### Items listed in a dataset
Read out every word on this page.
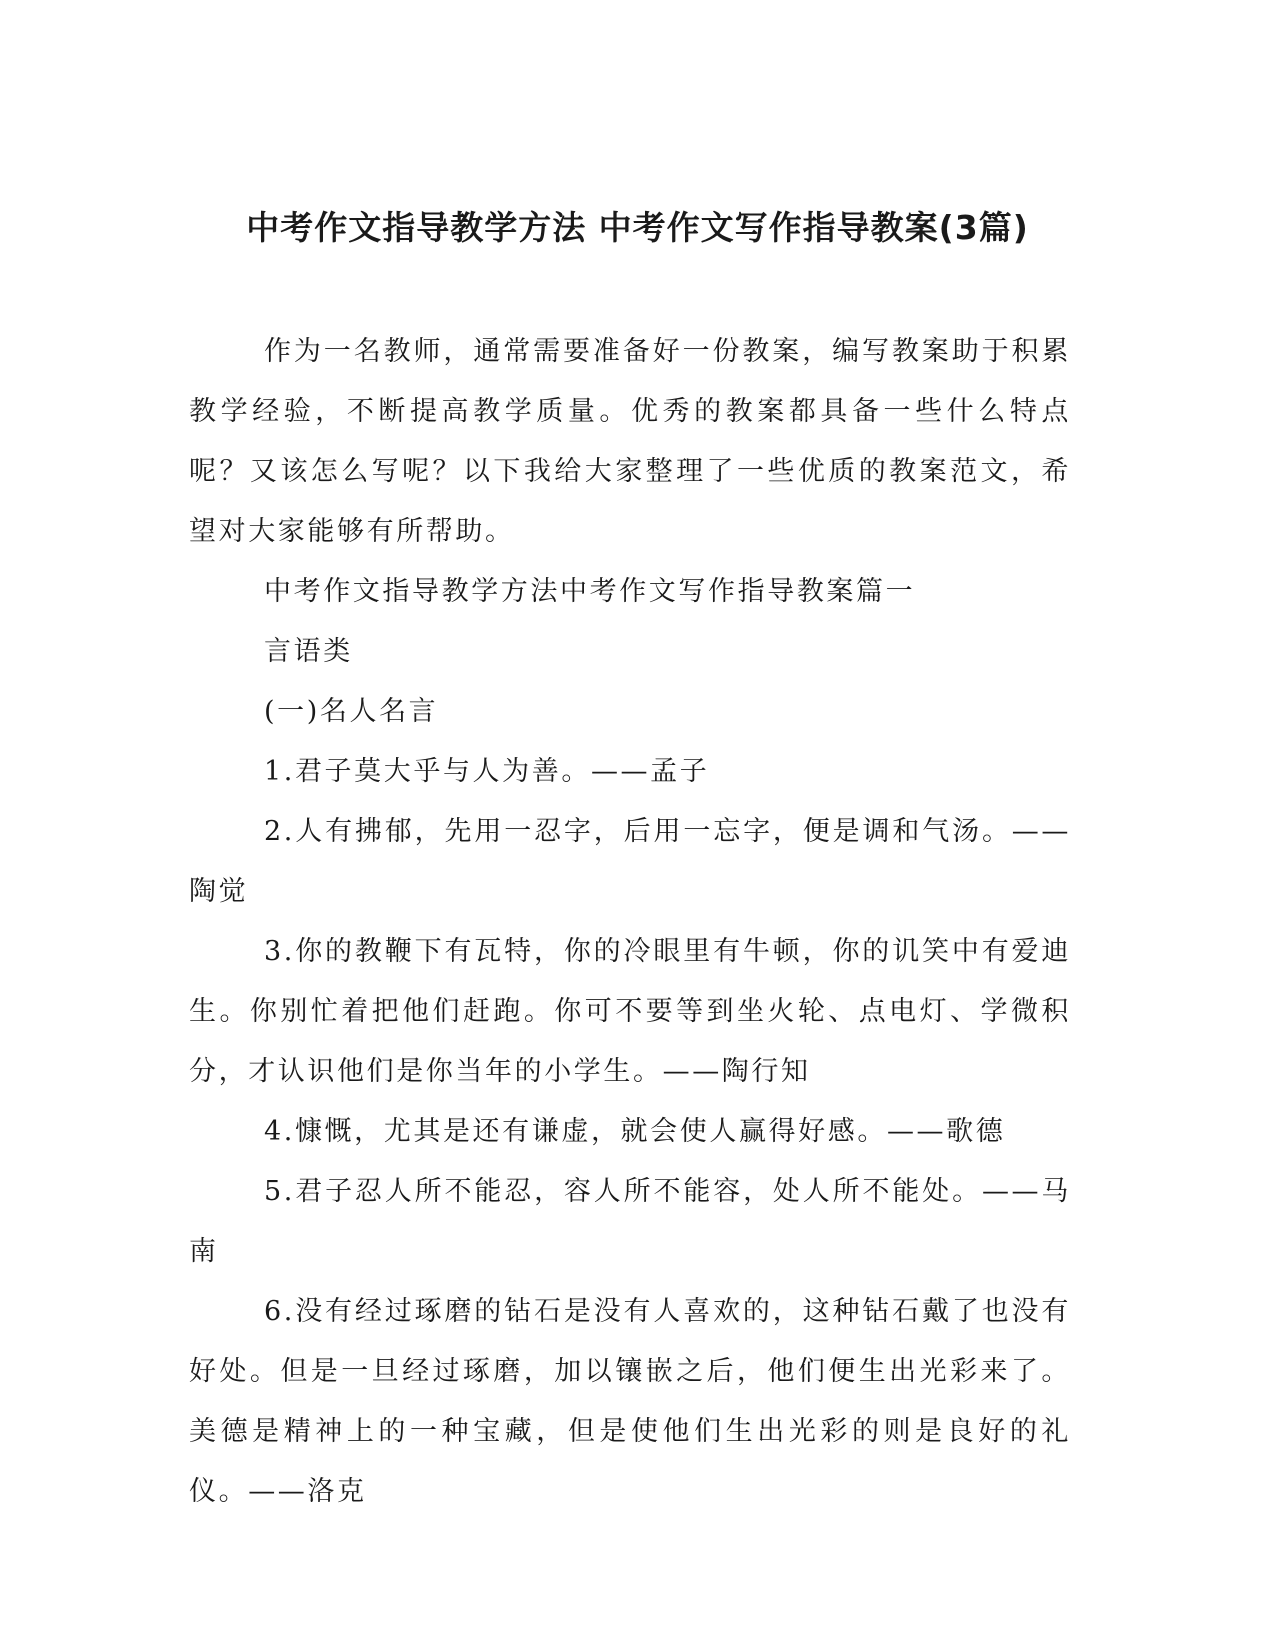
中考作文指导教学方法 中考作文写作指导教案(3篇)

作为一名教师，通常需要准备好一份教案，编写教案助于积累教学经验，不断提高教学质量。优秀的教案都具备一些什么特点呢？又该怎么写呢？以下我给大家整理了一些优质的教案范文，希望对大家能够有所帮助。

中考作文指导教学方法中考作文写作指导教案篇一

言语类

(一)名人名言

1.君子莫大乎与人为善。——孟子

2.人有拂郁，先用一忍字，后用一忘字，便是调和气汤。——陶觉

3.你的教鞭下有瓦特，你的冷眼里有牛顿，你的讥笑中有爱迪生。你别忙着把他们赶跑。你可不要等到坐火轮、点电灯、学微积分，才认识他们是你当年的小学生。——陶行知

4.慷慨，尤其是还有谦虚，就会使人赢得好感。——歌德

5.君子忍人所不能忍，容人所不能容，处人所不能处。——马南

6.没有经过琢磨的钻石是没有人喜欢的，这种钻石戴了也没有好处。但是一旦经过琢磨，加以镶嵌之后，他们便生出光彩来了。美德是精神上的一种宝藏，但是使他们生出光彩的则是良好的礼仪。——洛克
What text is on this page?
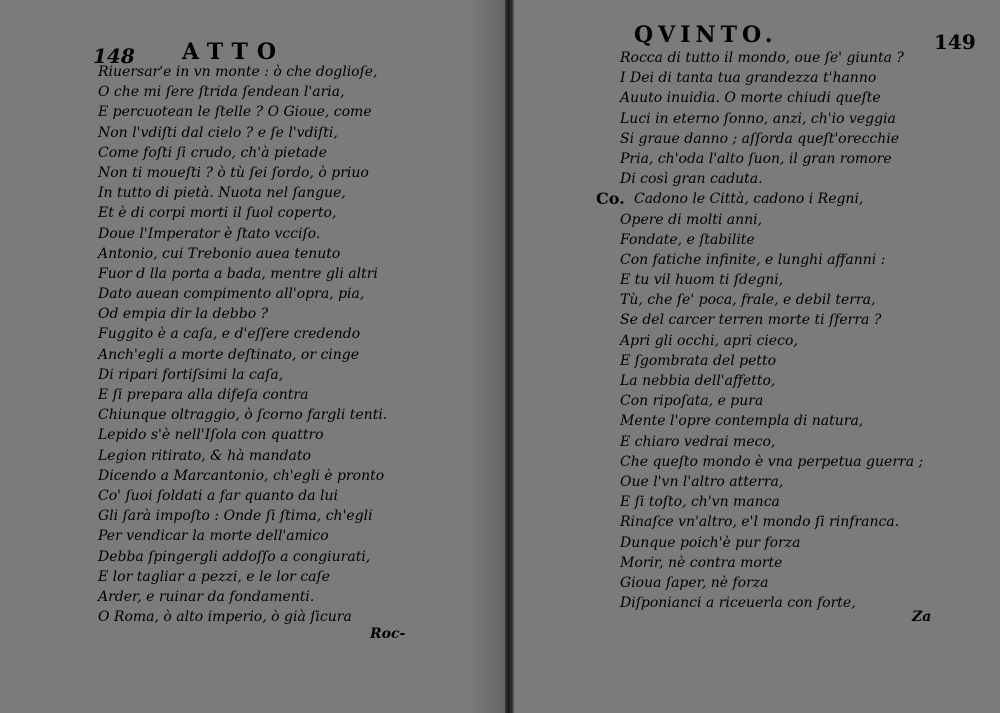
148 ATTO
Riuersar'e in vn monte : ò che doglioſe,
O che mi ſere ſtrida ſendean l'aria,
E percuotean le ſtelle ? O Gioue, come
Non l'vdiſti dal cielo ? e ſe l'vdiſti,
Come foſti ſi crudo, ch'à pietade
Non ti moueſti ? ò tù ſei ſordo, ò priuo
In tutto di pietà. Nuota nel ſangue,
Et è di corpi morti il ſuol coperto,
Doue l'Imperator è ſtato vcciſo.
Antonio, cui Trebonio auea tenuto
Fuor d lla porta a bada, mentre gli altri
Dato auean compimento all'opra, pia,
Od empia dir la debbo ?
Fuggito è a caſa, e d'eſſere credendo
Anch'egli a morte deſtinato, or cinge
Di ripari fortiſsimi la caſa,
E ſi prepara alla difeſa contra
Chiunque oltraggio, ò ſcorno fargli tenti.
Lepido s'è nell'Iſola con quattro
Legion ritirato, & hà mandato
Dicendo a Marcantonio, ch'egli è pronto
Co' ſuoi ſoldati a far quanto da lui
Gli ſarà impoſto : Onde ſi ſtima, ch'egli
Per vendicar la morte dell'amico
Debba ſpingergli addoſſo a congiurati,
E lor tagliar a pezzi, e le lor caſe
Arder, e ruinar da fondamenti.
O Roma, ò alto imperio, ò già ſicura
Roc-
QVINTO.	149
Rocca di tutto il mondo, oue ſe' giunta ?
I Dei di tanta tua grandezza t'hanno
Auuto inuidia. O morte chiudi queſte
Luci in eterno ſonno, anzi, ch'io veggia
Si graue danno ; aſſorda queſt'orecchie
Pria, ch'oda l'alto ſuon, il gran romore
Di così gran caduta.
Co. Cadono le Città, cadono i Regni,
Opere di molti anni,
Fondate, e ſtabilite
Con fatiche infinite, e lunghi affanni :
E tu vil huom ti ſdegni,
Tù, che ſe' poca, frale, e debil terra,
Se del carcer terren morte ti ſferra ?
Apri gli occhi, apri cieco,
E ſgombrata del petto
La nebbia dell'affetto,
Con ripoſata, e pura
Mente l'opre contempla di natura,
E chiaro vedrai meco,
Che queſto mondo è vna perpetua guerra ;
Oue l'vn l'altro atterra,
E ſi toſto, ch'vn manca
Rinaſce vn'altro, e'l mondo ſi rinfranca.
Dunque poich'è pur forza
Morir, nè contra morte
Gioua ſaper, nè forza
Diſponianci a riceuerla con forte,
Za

### GIVEN EXERCISE
Your copy should repeat each entry above exactly but contain no pictures.

### RESULT OF THIS TASK
Read out every word on this page.
中考作文指导教学方法 中考作文写作指导教案(3篇)

作为一名教师，通常需要准备好一份教案，编写教案助于积累教学经验，不断提高教学质量。优秀的教案都具备一些什么特点呢？又该怎么写呢？以下我给大家整理了一些优质的教案范文，希望对大家能够有所帮助。

中考作文指导教学方法中考作文写作指导教案篇一

言语类

(一)名人名言

1.君子莫大乎与人为善。——孟子

2.人有拂郁，先用一忍字，后用一忘字，便是调和气汤。——陶觉

3.你的教鞭下有瓦特，你的冷眼里有牛顿，你的讥笑中有爱迪生。你别忙着把他们赶跑。你可不要等到坐火轮、点电灯、学微积分，才认识他们是你当年的小学生。——陶行知

4.慷慨，尤其是还有谦虚，就会使人赢得好感。——歌德

5.君子忍人所不能忍，容人所不能容，处人所不能处。——马南

6.没有经过琢磨的钻石是没有人喜欢的，这种钻石戴了也没有好处。但是一旦经过琢磨，加以镶嵌之后，他们便生出光彩来了。美德是精神上的一种宝藏，但是使他们生出光彩的则是良好的礼仪。——洛克
What text is on this page?
148 ATTO
Riuersar'e in vn monte : ò che doglioſe,
O che mi ſere ſtrida ſendean l'aria,
E percuotean le ſtelle ? O Gioue, come
Non l'vdiſti dal cielo ? e ſe l'vdiſti,
Come foſti ſi crudo, ch'à pietade
Non ti moueſti ? ò tù ſei ſordo, ò priuo
In tutto di pietà. Nuota nel ſangue,
Et è di corpi morti il ſuol coperto,
Doue l'Imperator è ſtato vcciſo.
Antonio, cui Trebonio auea tenuto
Fuor d lla porta a bada, mentre gli altri
Dato auean compimento all'opra, pia,
Od empia dir la debbo ?
Fuggito è a caſa, e d'eſſere credendo
Anch'egli a morte deſtinato, or cinge
Di ripari fortiſsimi la caſa,
E ſi prepara alla difeſa contra
Chiunque oltraggio, ò ſcorno fargli tenti.
Lepido s'è nell'Iſola con quattro
Legion ritirato, & hà mandato
Dicendo a Marcantonio, ch'egli è pronto
Co' ſuoi ſoldati a far quanto da lui
Gli ſarà impoſto : Onde ſi ſtima, ch'egli
Per vendicar la morte dell'amico
Debba ſpingergli addoſſo a congiurati,
E lor tagliar a pezzi, e le lor caſe
Arder, e ruinar da fondamenti.
O Roma, ò alto imperio, ò già ſicura
Roc-
QVINTO.	149
Rocca di tutto il mondo, oue ſe' giunta ?
I Dei di tanta tua grandezza t'hanno
Auuto inuidia. O morte chiudi queſte
Luci in eterno ſonno, anzi, ch'io veggia
Si graue danno ; aſſorda queſt'orecchie
Pria, ch'oda l'alto ſuon, il gran romore
Di così gran caduta.
Co. Cadono le Città, cadono i Regni,
Opere di molti anni,
Fondate, e ſtabilite
Con fatiche infinite, e lunghi affanni :
E tu vil huom ti ſdegni,
Tù, che ſe' poca, frale, e debil terra,
Se del carcer terren morte ti ſferra ?
Apri gli occhi, apri cieco,
E ſgombrata del petto
La nebbia dell'affetto,
Con ripoſata, e pura
Mente l'opre contempla di natura,
E chiaro vedrai meco,
Che queſto mondo è vna perpetua guerra ;
Oue l'vn l'altro atterra,
E ſi toſto, ch'vn manca
Rinaſce vn'altro, e'l mondo ſi rinfranca.
Dunque poich'è pur forza
Morir, nè contra morte
Gioua ſaper, nè forza
Diſponianci a riceuerla con forte,
Za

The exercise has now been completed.